Page text:
☆ ☆ ☆ ☆ ☆ ☆ ☆
In the meantime, here’s another prototype. The germ of this idea dates back to AM’s awesome saddlebag wrap, which made me want to wear faux fur again. I stalked the fabric back then and finally went back for it at the end of the summer by which time there was almost nothing left on the roll. I bought what I could comfortably afford and took it home.

My original sewing plan for the winter was for two garments: a fur vest I could layer over jackets and a plain black coat in something else. Then at some point I realised that the blouse that became a bomber jacket could also be a reversible coat which would convert into a wrap, filling both of these criteria and then some. You get the idea.

Mixing up the fur on one side with a piece of alpaca (miraculously found on Amsterdam’s Monday fabric market) and a black nylon shell on the other gives a garment with many applications. I like the glam meets boho meets urban vibe of the thing and it seems to go with almost everything. It’s comfortable over a tee in milder weather and I expect to wear it later in the season over a leather jacket. The waterproof fabric means I can flip it and wear it in the rain without drenching the pelt.

Here’s the thing though. It’s a design with potential and I want to make more like it. But unlike the bomber jacket there’s a problem with the economics - materials alone are expensive and fur is challenging to sew. This leaves me wondering how I can make this coat happen.

As ever, your thoughts and comments are most gratefully received. 

This post is also published in the youlookfab forum. You can read and reply to it in either place. All replies will appear in both places.


  • rachylou replied 3 years ago

    Have just looked at pics... But what a fun coat!

  • Isabel replied 3 years ago

    WOW !  I love it !  

  • Beth Ann replied 3 years ago

    So creative and luxurious!  Would it be possible to find a small design house or manufacturer that could mentor you in the business aspects?  Having a team to support you can make it easier to make decisions and problem solve.

    So enjoying your posts!

  • tulle replied 3 years ago

    Make it to order, and charge more!  There are plenty of $2,000 coats on Net a Porter without half the pizazz of this one.  The faux fur is really sumptuous, and the protective nylon shell/lining is practical and sleek.  One quibble:  the view of the vent in pic #5 worries me. Would it be possible to have some kind of flap or placket in the nylon to cover the furry edges when the coat becomes a raincoat?  It's a super-interesting piece.

  • Elle replied 3 years ago

    Wonderful design. Such an interesting coat and I love all the possibilities.  It would be really fabulous if it could be worn in the rain..
☆ ☆ ☆ ☆ ☆ ☆ ☆
Dataset records:
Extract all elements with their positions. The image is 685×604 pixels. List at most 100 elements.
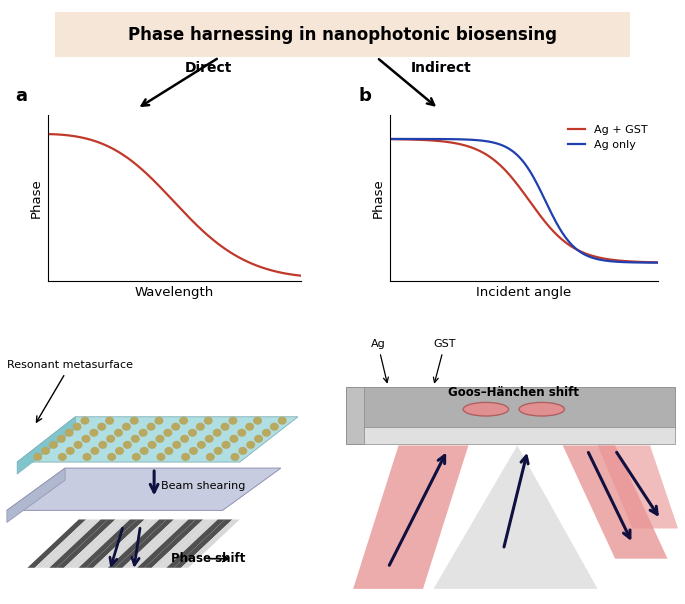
Polygon shape	[159, 519, 218, 568]
Circle shape	[49, 442, 57, 448]
Polygon shape	[101, 519, 159, 568]
Circle shape	[82, 417, 89, 424]
Polygon shape	[434, 446, 597, 589]
Circle shape	[114, 429, 122, 436]
Polygon shape	[35, 519, 93, 568]
Circle shape	[239, 448, 247, 454]
Legend: Ag + GST, Ag only: Ag + GST, Ag only	[564, 120, 652, 155]
Polygon shape	[152, 519, 210, 568]
Polygon shape	[137, 519, 196, 568]
Ag only	[492, 140, 500, 147]
Circle shape	[230, 435, 238, 442]
Polygon shape	[17, 417, 75, 474]
Polygon shape	[71, 519, 130, 568]
Polygon shape	[93, 519, 152, 568]
Ag + GST	[554, 233, 562, 240]
X-axis label: Wavelength: Wavelength	[135, 286, 214, 300]
Polygon shape	[145, 519, 203, 568]
Circle shape	[82, 435, 90, 442]
Circle shape	[278, 417, 286, 424]
Polygon shape	[86, 519, 145, 568]
Circle shape	[207, 454, 214, 460]
Text: Ag: Ag	[371, 339, 388, 382]
Circle shape	[188, 429, 196, 436]
Polygon shape	[7, 468, 65, 522]
Circle shape	[165, 448, 173, 454]
Text: b: b	[358, 88, 371, 106]
Circle shape	[116, 448, 123, 454]
Circle shape	[140, 429, 147, 436]
Polygon shape	[174, 519, 232, 568]
Polygon shape	[57, 519, 115, 568]
Circle shape	[181, 435, 188, 442]
Circle shape	[164, 429, 171, 436]
Polygon shape	[353, 446, 469, 589]
Ag + GST	[419, 137, 427, 144]
Circle shape	[231, 454, 238, 460]
Ag only	[580, 250, 588, 257]
Circle shape	[157, 454, 164, 460]
Circle shape	[214, 448, 222, 454]
Polygon shape	[115, 519, 174, 568]
Circle shape	[172, 423, 179, 430]
Circle shape	[253, 417, 261, 424]
Ag only	[580, 251, 588, 258]
Text: Phase harnessing in nanophotonic biosensing: Phase harnessing in nanophotonic biosens…	[128, 26, 557, 43]
Circle shape	[123, 442, 132, 448]
Polygon shape	[562, 446, 667, 559]
Circle shape	[179, 417, 188, 424]
Y-axis label: Phase: Phase	[29, 178, 42, 217]
Text: a: a	[15, 88, 27, 106]
Circle shape	[98, 423, 105, 430]
Circle shape	[221, 423, 229, 430]
Circle shape	[247, 442, 254, 448]
Circle shape	[58, 435, 65, 442]
Text: Indirect: Indirect	[411, 61, 472, 75]
Circle shape	[108, 454, 115, 460]
FancyBboxPatch shape	[26, 10, 659, 60]
Circle shape	[34, 454, 41, 460]
Ag + GST	[386, 135, 395, 143]
Ag only	[653, 259, 662, 266]
Circle shape	[206, 435, 213, 442]
Ellipse shape	[463, 402, 508, 416]
Polygon shape	[42, 519, 101, 568]
Circle shape	[130, 417, 138, 424]
Circle shape	[246, 423, 253, 430]
Polygon shape	[346, 387, 675, 429]
Circle shape	[42, 448, 49, 454]
Circle shape	[99, 442, 107, 448]
Polygon shape	[346, 387, 364, 444]
Text: Direct: Direct	[185, 61, 232, 75]
Circle shape	[58, 454, 66, 460]
Circle shape	[107, 435, 114, 442]
Circle shape	[204, 417, 212, 424]
Polygon shape	[17, 417, 298, 462]
Circle shape	[148, 442, 156, 448]
Ag only	[386, 135, 395, 143]
Polygon shape	[346, 428, 675, 444]
Polygon shape	[49, 519, 108, 568]
Circle shape	[229, 417, 237, 424]
Circle shape	[66, 429, 73, 436]
Circle shape	[213, 429, 221, 436]
Circle shape	[197, 423, 204, 430]
Circle shape	[91, 448, 99, 454]
Polygon shape	[108, 519, 166, 568]
Circle shape	[190, 448, 197, 454]
Circle shape	[197, 442, 205, 448]
Line: Ag + GST: Ag + GST	[390, 139, 658, 262]
Circle shape	[84, 454, 90, 460]
Circle shape	[156, 435, 164, 442]
Text: Phase shift: Phase shift	[171, 552, 246, 565]
Polygon shape	[166, 519, 225, 568]
Circle shape	[222, 442, 230, 448]
Polygon shape	[130, 519, 188, 568]
Circle shape	[147, 423, 155, 430]
Ag + GST	[580, 249, 588, 256]
Text: Beam shearing: Beam shearing	[161, 481, 245, 491]
Polygon shape	[27, 519, 86, 568]
Polygon shape	[181, 519, 240, 568]
Text: Goos–Hänchen shift: Goos–Hänchen shift	[448, 386, 580, 399]
Circle shape	[238, 429, 245, 436]
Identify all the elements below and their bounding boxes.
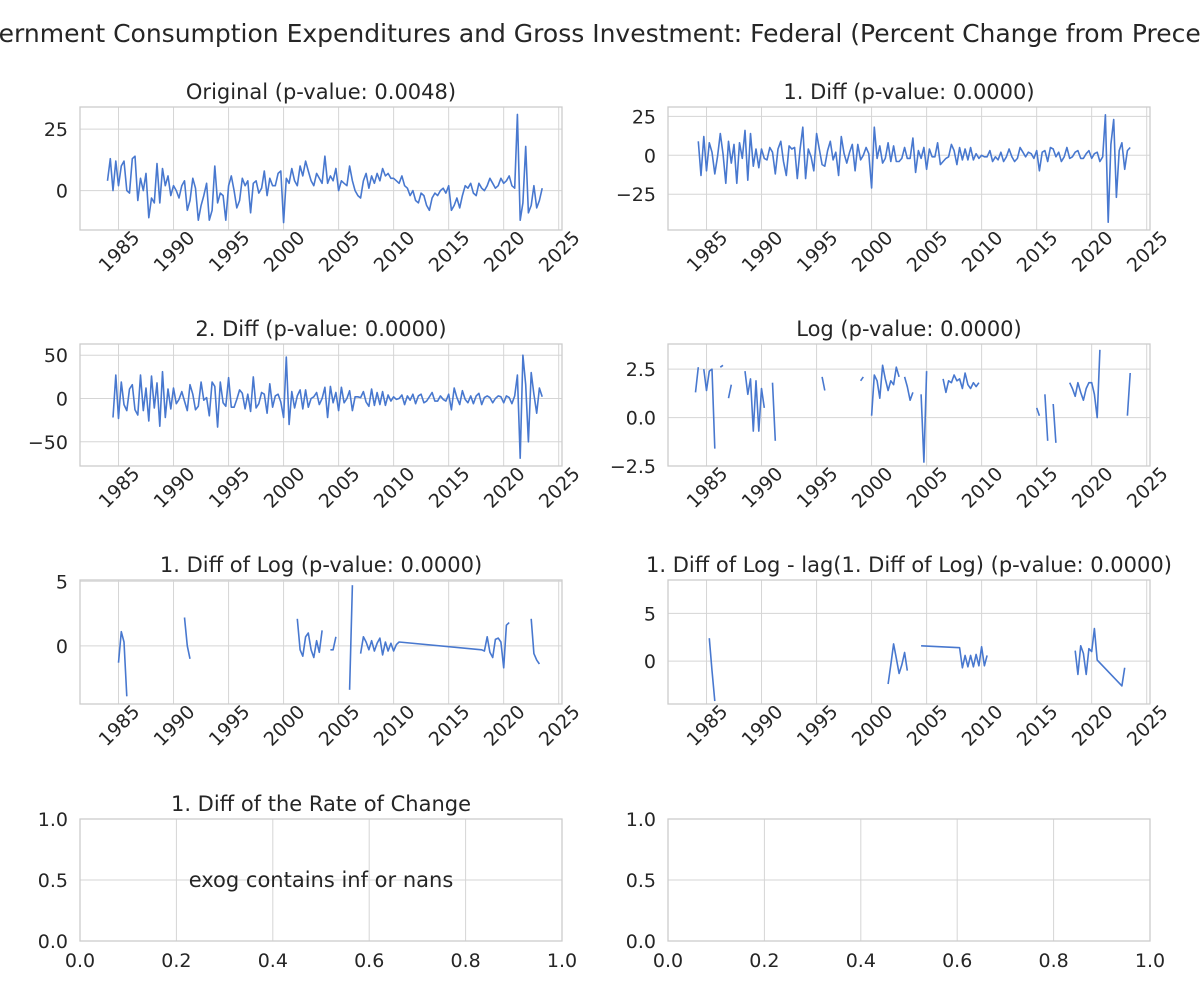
axes-frame	[79, 818, 563, 942]
y-tick-label: 0	[644, 145, 656, 167]
subplot-8: 0.0 0.2 0.4 0.6 0.8 1.0 0.0 0.5 1.0	[626, 809, 1165, 972]
subplot-title: 1. Diff of Log - lag(1. Diff of Log) (p-…	[646, 553, 1172, 577]
x-tick-label: 0.8	[1038, 950, 1068, 972]
x-tick-label: 0.2	[161, 950, 191, 972]
y-tick-label: 5	[644, 603, 656, 625]
subplot-title: 1. Diff of Log (p-value: 0.0000)	[160, 553, 482, 577]
x-tick-label: 0.2	[749, 950, 779, 972]
x-tick-label: 0.0	[653, 950, 683, 972]
error-annotation: exog contains inf or nans	[189, 868, 454, 892]
series-line	[112, 354, 543, 459]
x-tick-label: 0.4	[846, 950, 876, 972]
x-tick-label: 0.4	[258, 950, 288, 972]
y-tick-label: −2.5	[610, 456, 656, 478]
subplot-title: 1. Diff of the Rate of Change	[171, 792, 471, 816]
y-tick-label: 0.0	[626, 408, 656, 430]
y-tick-label: −25	[616, 184, 656, 206]
figure-title: Federal Government Consumption Expenditu…	[0, 19, 1200, 48]
y-tick-label: 0	[644, 651, 656, 673]
y-tick-label: 0	[56, 389, 68, 411]
axes-frame	[667, 106, 1151, 231]
y-tick-label: 1.0	[38, 809, 68, 831]
y-tick-label: 0	[56, 636, 68, 658]
subplot-title: 1. Diff (p-value: 0.0000)	[783, 80, 1034, 104]
y-tick-label: 0	[56, 181, 68, 203]
subplot-1: 1985 1990 1995 2000 2005 2010 2015 2020 2025025O…	[44, 80, 585, 277]
y-tick-label: 2.5	[626, 359, 656, 381]
y-tick-label: 5	[56, 571, 68, 593]
y-tick-label: 25	[44, 119, 68, 141]
x-tick-label: 0.8	[450, 950, 480, 972]
series-line	[697, 114, 1131, 223]
subplot-title: Original (p-value: 0.0048)	[186, 80, 456, 104]
axes-frame	[667, 818, 1151, 942]
y-tick-label: 0.5	[38, 870, 68, 892]
y-tick-label: −50	[28, 432, 68, 454]
subplot-title: Log (p-value: 0.0000)	[796, 317, 1022, 341]
x-tick-label: 0.6	[354, 950, 384, 972]
axes-frame	[79, 579, 563, 705]
axes-frame	[79, 343, 563, 467]
subplot-title: 2. Diff (p-value: 0.0000)	[195, 317, 446, 341]
axes-frame	[79, 106, 563, 231]
x-tick-label: 0.0	[65, 950, 95, 972]
x-tick-label: 1.0	[1135, 950, 1165, 972]
subplot-7: 0.0 0.2 0.4 0.6 0.8 1.0 0.0 0.5 1.0 1. Diff of th…	[38, 792, 577, 972]
y-tick-label: 0.0	[38, 931, 68, 953]
y-tick-label: 25	[632, 106, 656, 128]
axes-frame	[667, 579, 1151, 705]
series-line	[708, 627, 1126, 702]
axes-frame	[667, 343, 1151, 467]
series-line	[694, 349, 1131, 463]
x-tick-label: 1.0	[547, 950, 577, 972]
y-tick-label: 50	[44, 345, 68, 367]
y-tick-label: 1.0	[626, 809, 656, 831]
y-tick-label: 0.5	[626, 870, 656, 892]
x-tick-label: 0.6	[942, 950, 972, 972]
y-tick-label: 0.0	[626, 931, 656, 953]
series-line	[117, 585, 541, 697]
series-line	[106, 113, 543, 224]
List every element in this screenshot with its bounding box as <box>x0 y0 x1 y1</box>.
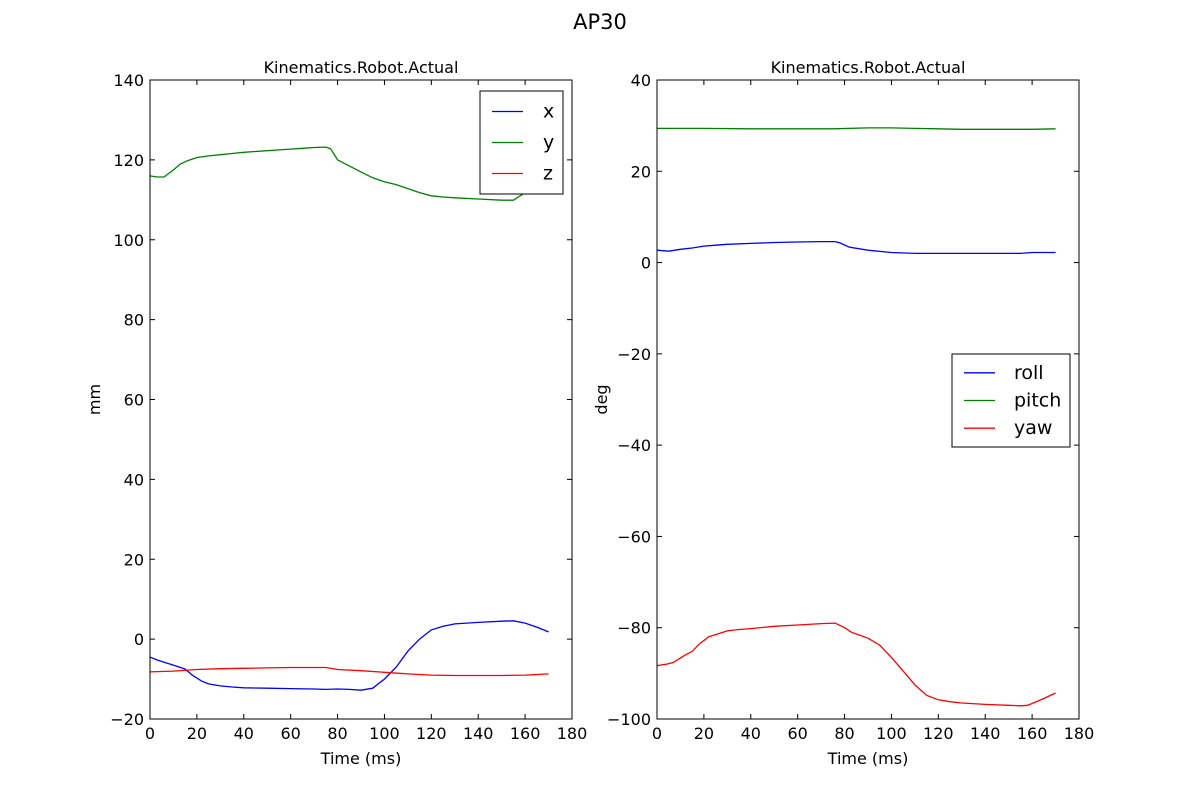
x-tick-label: 160 <box>1017 724 1048 743</box>
y-tick-label: 140 <box>113 71 144 90</box>
axes-title: Kinematics.Robot.Actual <box>264 58 459 77</box>
series-line-yaw <box>657 622 1056 707</box>
x-tick-label: 60 <box>787 724 807 743</box>
x-tick-label: 100 <box>876 724 907 743</box>
x-tick-label: 140 <box>463 724 494 743</box>
y-tick-label: 120 <box>113 151 144 170</box>
series-line-roll <box>657 240 1056 255</box>
x-tick-label: 0 <box>652 724 662 743</box>
x-tick-label: 80 <box>327 724 347 743</box>
y-axis-label: mm <box>85 384 104 415</box>
x-tick-label: 180 <box>557 724 588 743</box>
x-axis-label: Time (ms) <box>827 749 909 768</box>
legend-label-x: x <box>543 101 554 123</box>
series-line-pitch <box>657 127 1056 130</box>
y-tick-label: 20 <box>124 550 144 569</box>
y-tick-label: 0 <box>641 254 651 273</box>
x-tick-label: 100 <box>369 724 400 743</box>
x-tick-label: 20 <box>187 724 207 743</box>
x-tick-label: 80 <box>834 724 854 743</box>
axes-title: Kinematics.Robot.Actual <box>771 58 966 77</box>
y-tick-label: 100 <box>113 231 144 250</box>
y-tick-label: −20 <box>617 345 651 364</box>
legend-label-y: y <box>543 132 554 154</box>
series-line-y <box>150 146 549 201</box>
x-tick-label: 160 <box>510 724 541 743</box>
y-tick-label: −80 <box>617 619 651 638</box>
y-tick-label: 20 <box>631 162 651 181</box>
figure-title: AP30 <box>573 10 627 34</box>
x-tick-label: 20 <box>694 724 714 743</box>
y-tick-label: 40 <box>124 470 144 489</box>
y-axis-label: deg <box>592 384 611 414</box>
legend-label-pitch: pitch <box>1014 390 1061 412</box>
series-line-x <box>150 620 549 691</box>
x-tick-label: 60 <box>280 724 300 743</box>
x-tick-label: 120 <box>416 724 447 743</box>
legend-label-roll: roll <box>1014 362 1044 384</box>
y-tick-label: 80 <box>124 311 144 330</box>
x-tick-label: 120 <box>923 724 954 743</box>
x-tick-label: 40 <box>741 724 761 743</box>
y-tick-label: −100 <box>607 710 651 729</box>
legend-label-yaw: yaw <box>1014 417 1052 439</box>
series-line-z <box>150 666 549 677</box>
y-tick-label: 60 <box>124 391 144 410</box>
y-tick-label: −20 <box>110 710 144 729</box>
x-tick-label: 140 <box>970 724 1001 743</box>
y-tick-label: 0 <box>134 630 144 649</box>
y-tick-label: −40 <box>617 436 651 455</box>
x-tick-label: 40 <box>234 724 254 743</box>
y-tick-label: 40 <box>631 71 651 90</box>
x-tick-label: 0 <box>145 724 155 743</box>
x-axis-label: Time (ms) <box>320 749 402 768</box>
axes-frame <box>656 79 1080 720</box>
y-tick-label: −60 <box>617 527 651 546</box>
x-tick-label: 180 <box>1064 724 1095 743</box>
legend-label-z: z <box>543 163 553 185</box>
☆ ☆ ☆ ☆ ☆ ☆ ☆
Written tasks:
1/ Using the coat post, decide whether each statement agrees with it, answering yes or no and quoting the deciding words: (a) The alpaca was found at a fabric market in Amsterdam. (b) The original winter sewing plan called for three garments. (c) Fur is easy to sew.
2/ List the name of every person who replied to the coat post.

Results for each task:
1/
(a) Yes: "a piece of alpaca (miraculously found on Amsterdam’s Monday fabric market)"
(b) No: "My original sewing plan for the winter was for two garments"
(c) No: "fur is challenging to sew"

2/ rachylou, Isabel, Beth Ann, tulle, Elle